-- Data to process start --

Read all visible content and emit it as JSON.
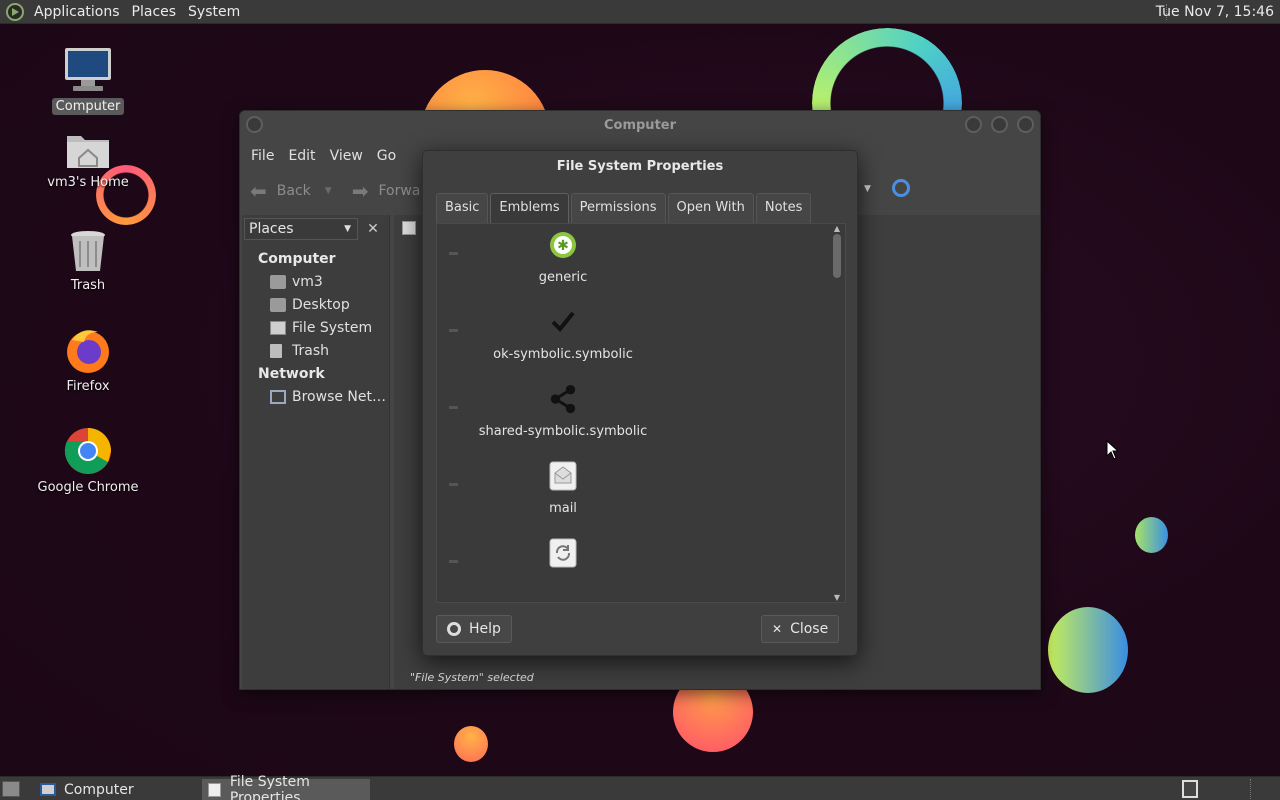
{
  "top_panel": {
    "menus": [
      "Applications",
      "Places",
      "System"
    ],
    "clock": "Tue Nov 7, 15:46"
  },
  "desktop_icons": [
    {
      "label": "Computer",
      "icon": "computer-icon",
      "selected": true
    },
    {
      "label": "vm3's Home",
      "icon": "home-folder-icon"
    },
    {
      "label": "Trash",
      "icon": "trash-icon"
    },
    {
      "label": "Firefox",
      "icon": "firefox-icon"
    },
    {
      "label": "Google Chrome",
      "icon": "chrome-icon"
    }
  ],
  "computer_window": {
    "title": "Computer",
    "menu": [
      "File",
      "Edit",
      "View",
      "Go"
    ],
    "toolbar": {
      "back": "Back",
      "forward": "Forwa"
    },
    "sidebar": {
      "selector": "Places",
      "computer_heading": "Computer",
      "computer_items": [
        "vm3",
        "Desktop",
        "File System",
        "Trash"
      ],
      "network_heading": "Network",
      "network_items": [
        "Browse Net…"
      ]
    },
    "status": "\"File System\" selected"
  },
  "dialog": {
    "title": "File System Properties",
    "tabs": [
      "Basic",
      "Emblems",
      "Permissions",
      "Open With",
      "Notes"
    ],
    "active_tab": "Emblems",
    "emblems": [
      {
        "label": "generic",
        "icon": "generic-emblem-icon"
      },
      {
        "label": "ok-symbolic.symbolic",
        "icon": "checkmark-icon"
      },
      {
        "label": "shared-symbolic.symbolic",
        "icon": "share-icon"
      },
      {
        "label": "mail",
        "icon": "mail-icon"
      },
      {
        "label": "",
        "icon": "sync-icon"
      }
    ],
    "help_label": "Help",
    "close_label": "Close"
  },
  "taskbar": {
    "tasks": [
      "Computer",
      "File System Properties"
    ],
    "active_task": "File System Properties"
  }
}
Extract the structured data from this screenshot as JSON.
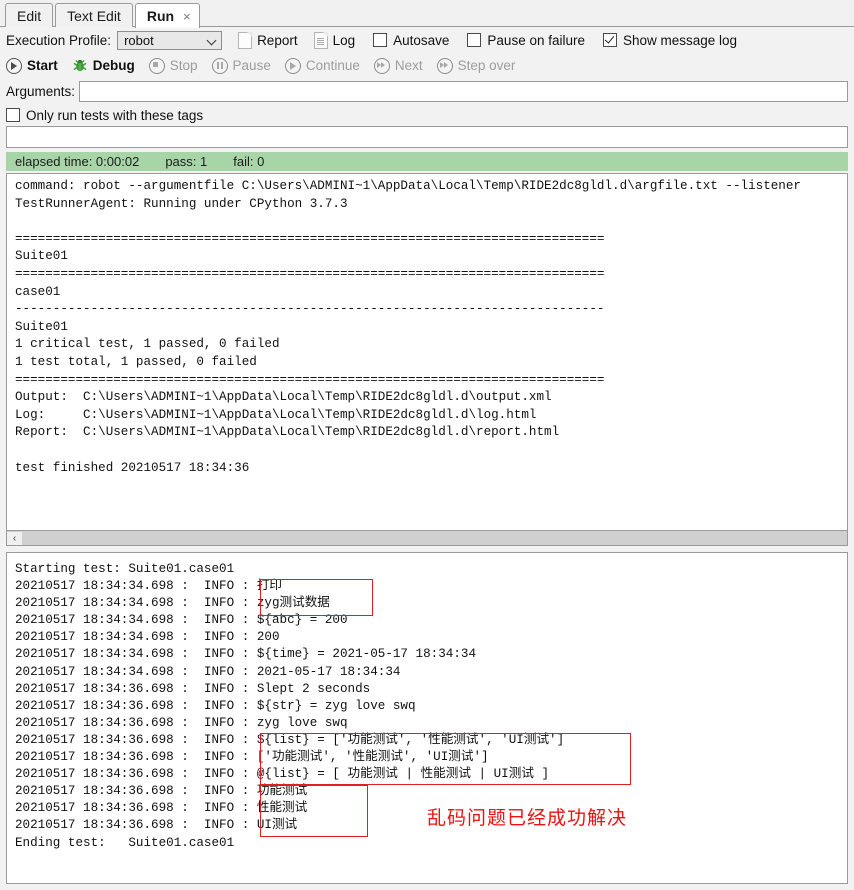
{
  "tabs": [
    {
      "label": "Edit",
      "active": false
    },
    {
      "label": "Text Edit",
      "active": false
    },
    {
      "label": "Run",
      "active": true,
      "close": "×"
    }
  ],
  "toolbar": {
    "execution_profile_label": "Execution Profile:",
    "profile_value": "robot",
    "report_label": "Report",
    "log_label": "Log",
    "autosave_label": "Autosave",
    "autosave_checked": false,
    "pause_on_failure_label": "Pause on failure",
    "pause_on_failure_checked": false,
    "show_message_log_label": "Show message log",
    "show_message_log_checked": true
  },
  "run_controls": [
    {
      "label": "Start",
      "enabled": true,
      "icon": "play-icon"
    },
    {
      "label": "Debug",
      "enabled": true,
      "icon": "bug-icon"
    },
    {
      "label": "Stop",
      "enabled": false,
      "icon": "stop-icon"
    },
    {
      "label": "Pause",
      "enabled": false,
      "icon": "pause-icon"
    },
    {
      "label": "Continue",
      "enabled": false,
      "icon": "play-icon"
    },
    {
      "label": "Next",
      "enabled": false,
      "icon": "next-icon"
    },
    {
      "label": "Step over",
      "enabled": false,
      "icon": "step-over-icon"
    }
  ],
  "arguments": {
    "label": "Arguments:",
    "value": "",
    "placeholder": ""
  },
  "tags": {
    "label": "Only run tests with these tags",
    "checked": false,
    "value": "",
    "placeholder": ""
  },
  "status": {
    "elapsed": "elapsed time: 0:00:02",
    "pass": "pass: 1",
    "fail": "fail: 0",
    "background_color": "#a8d5a8"
  },
  "console": {
    "lines": [
      "command: robot --argumentfile C:\\Users\\ADMINI~1\\AppData\\Local\\Temp\\RIDE2dc8gldl.d\\argfile.txt --listener",
      "TestRunnerAgent: Running under CPython 3.7.3",
      "",
      "==============================================================================",
      "Suite01",
      "==============================================================================",
      "case01",
      "------------------------------------------------------------------------------",
      "Suite01",
      "1 critical test, 1 passed, 0 failed",
      "1 test total, 1 passed, 0 failed",
      "==============================================================================",
      "Output:  C:\\Users\\ADMINI~1\\AppData\\Local\\Temp\\RIDE2dc8gldl.d\\output.xml",
      "Log:     C:\\Users\\ADMINI~1\\AppData\\Local\\Temp\\RIDE2dc8gldl.d\\log.html",
      "Report:  C:\\Users\\ADMINI~1\\AppData\\Local\\Temp\\RIDE2dc8gldl.d\\report.html",
      "",
      "test finished 20210517 18:34:36"
    ]
  },
  "message_log": {
    "lines": [
      "Starting test: Suite01.case01",
      "20210517 18:34:34.698 :  INFO : 打印",
      "20210517 18:34:34.698 :  INFO : zyg测试数据",
      "20210517 18:34:34.698 :  INFO : ${abc} = 200",
      "20210517 18:34:34.698 :  INFO : 200",
      "20210517 18:34:34.698 :  INFO : ${time} = 2021-05-17 18:34:34",
      "20210517 18:34:34.698 :  INFO : 2021-05-17 18:34:34",
      "20210517 18:34:36.698 :  INFO : Slept 2 seconds",
      "20210517 18:34:36.698 :  INFO : ${str} = zyg love swq",
      "20210517 18:34:36.698 :  INFO : zyg love swq",
      "20210517 18:34:36.698 :  INFO : ${list} = ['功能测试', '性能测试', 'UI测试']",
      "20210517 18:34:36.698 :  INFO : ['功能测试', '性能测试', 'UI测试']",
      "20210517 18:34:36.698 :  INFO : @{list} = [ 功能测试 | 性能测试 | UI测试 ]",
      "20210517 18:34:36.698 :  INFO : 功能测试",
      "20210517 18:34:36.698 :  INFO : 性能测试",
      "20210517 18:34:36.698 :  INFO : UI测试",
      "Ending test:   Suite01.case01"
    ],
    "annotation": "乱码问题已经成功解决",
    "annotation_color": "#ee1111",
    "highlight_color": "#e02020"
  },
  "scrollbar": {
    "left_arrow": "‹"
  }
}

-- Data to process end --

## Objective:
Repeat the material above word for word, please, apart from its images.

## Solution for this exercise:
Read all visible content and emit it as JSON.
{
  "top_panel": {
    "menus": [
      "Applications",
      "Places",
      "System"
    ],
    "clock": "Tue Nov 7, 15:46"
  },
  "desktop_icons": [
    {
      "label": "Computer",
      "icon": "computer-icon",
      "selected": true
    },
    {
      "label": "vm3's Home",
      "icon": "home-folder-icon"
    },
    {
      "label": "Trash",
      "icon": "trash-icon"
    },
    {
      "label": "Firefox",
      "icon": "firefox-icon"
    },
    {
      "label": "Google Chrome",
      "icon": "chrome-icon"
    }
  ],
  "computer_window": {
    "title": "Computer",
    "menu": [
      "File",
      "Edit",
      "View",
      "Go"
    ],
    "toolbar": {
      "back": "Back",
      "forward": "Forwa"
    },
    "sidebar": {
      "selector": "Places",
      "computer_heading": "Computer",
      "computer_items": [
        "vm3",
        "Desktop",
        "File System",
        "Trash"
      ],
      "network_heading": "Network",
      "network_items": [
        "Browse Net…"
      ]
    },
    "status": "\"File System\" selected"
  },
  "dialog": {
    "title": "File System Properties",
    "tabs": [
      "Basic",
      "Emblems",
      "Permissions",
      "Open With",
      "Notes"
    ],
    "active_tab": "Emblems",
    "emblems": [
      {
        "label": "generic",
        "icon": "generic-emblem-icon"
      },
      {
        "label": "ok-symbolic.symbolic",
        "icon": "checkmark-icon"
      },
      {
        "label": "shared-symbolic.symbolic",
        "icon": "share-icon"
      },
      {
        "label": "mail",
        "icon": "mail-icon"
      },
      {
        "label": "",
        "icon": "sync-icon"
      }
    ],
    "help_label": "Help",
    "close_label": "Close"
  },
  "taskbar": {
    "tasks": [
      "Computer",
      "File System Properties"
    ],
    "active_task": "File System Properties"
  }
}
Extract the structured data from this screenshot as JSON.
{
  "tabs": [
    {
      "label": "Edit",
      "active": false
    },
    {
      "label": "Text Edit",
      "active": false
    },
    {
      "label": "Run",
      "active": true,
      "close": "×"
    }
  ],
  "toolbar": {
    "execution_profile_label": "Execution Profile:",
    "profile_value": "robot",
    "report_label": "Report",
    "log_label": "Log",
    "autosave_label": "Autosave",
    "autosave_checked": false,
    "pause_on_failure_label": "Pause on failure",
    "pause_on_failure_checked": false,
    "show_message_log_label": "Show message log",
    "show_message_log_checked": true
  },
  "run_controls": [
    {
      "label": "Start",
      "enabled": true,
      "icon": "play-icon"
    },
    {
      "label": "Debug",
      "enabled": true,
      "icon": "bug-icon"
    },
    {
      "label": "Stop",
      "enabled": false,
      "icon": "stop-icon"
    },
    {
      "label": "Pause",
      "enabled": false,
      "icon": "pause-icon"
    },
    {
      "label": "Continue",
      "enabled": false,
      "icon": "play-icon"
    },
    {
      "label": "Next",
      "enabled": false,
      "icon": "next-icon"
    },
    {
      "label": "Step over",
      "enabled": false,
      "icon": "step-over-icon"
    }
  ],
  "arguments": {
    "label": "Arguments:",
    "value": "",
    "placeholder": ""
  },
  "tags": {
    "label": "Only run tests with these tags",
    "checked": false,
    "value": "",
    "placeholder": ""
  },
  "status": {
    "elapsed": "elapsed time: 0:00:02",
    "pass": "pass: 1",
    "fail": "fail: 0",
    "background_color": "#a8d5a8"
  },
  "console": {
    "lines": [
      "command: robot --argumentfile C:\\Users\\ADMINI~1\\AppData\\Local\\Temp\\RIDE2dc8gldl.d\\argfile.txt --listener",
      "TestRunnerAgent: Running under CPython 3.7.3",
      "",
      "==============================================================================",
      "Suite01",
      "==============================================================================",
      "case01",
      "------------------------------------------------------------------------------",
      "Suite01",
      "1 critical test, 1 passed, 0 failed",
      "1 test total, 1 passed, 0 failed",
      "==============================================================================",
      "Output:  C:\\Users\\ADMINI~1\\AppData\\Local\\Temp\\RIDE2dc8gldl.d\\output.xml",
      "Log:     C:\\Users\\ADMINI~1\\AppData\\Local\\Temp\\RIDE2dc8gldl.d\\log.html",
      "Report:  C:\\Users\\ADMINI~1\\AppData\\Local\\Temp\\RIDE2dc8gldl.d\\report.html",
      "",
      "test finished 20210517 18:34:36"
    ]
  },
  "message_log": {
    "lines": [
      "Starting test: Suite01.case01",
      "20210517 18:34:34.698 :  INFO : 打印",
      "20210517 18:34:34.698 :  INFO : zyg测试数据",
      "20210517 18:34:34.698 :  INFO : ${abc} = 200",
      "20210517 18:34:34.698 :  INFO : 200",
      "20210517 18:34:34.698 :  INFO : ${time} = 2021-05-17 18:34:34",
      "20210517 18:34:34.698 :  INFO : 2021-05-17 18:34:34",
      "20210517 18:34:36.698 :  INFO : Slept 2 seconds",
      "20210517 18:34:36.698 :  INFO : ${str} = zyg love swq",
      "20210517 18:34:36.698 :  INFO : zyg love swq",
      "20210517 18:34:36.698 :  INFO : ${list} = ['功能测试', '性能测试', 'UI测试']",
      "20210517 18:34:36.698 :  INFO : ['功能测试', '性能测试', 'UI测试']",
      "20210517 18:34:36.698 :  INFO : @{list} = [ 功能测试 | 性能测试 | UI测试 ]",
      "20210517 18:34:36.698 :  INFO : 功能测试",
      "20210517 18:34:36.698 :  INFO : 性能测试",
      "20210517 18:34:36.698 :  INFO : UI测试",
      "Ending test:   Suite01.case01"
    ],
    "annotation": "乱码问题已经成功解决",
    "annotation_color": "#ee1111",
    "highlight_color": "#e02020"
  },
  "scrollbar": {
    "left_arrow": "‹"
  }
}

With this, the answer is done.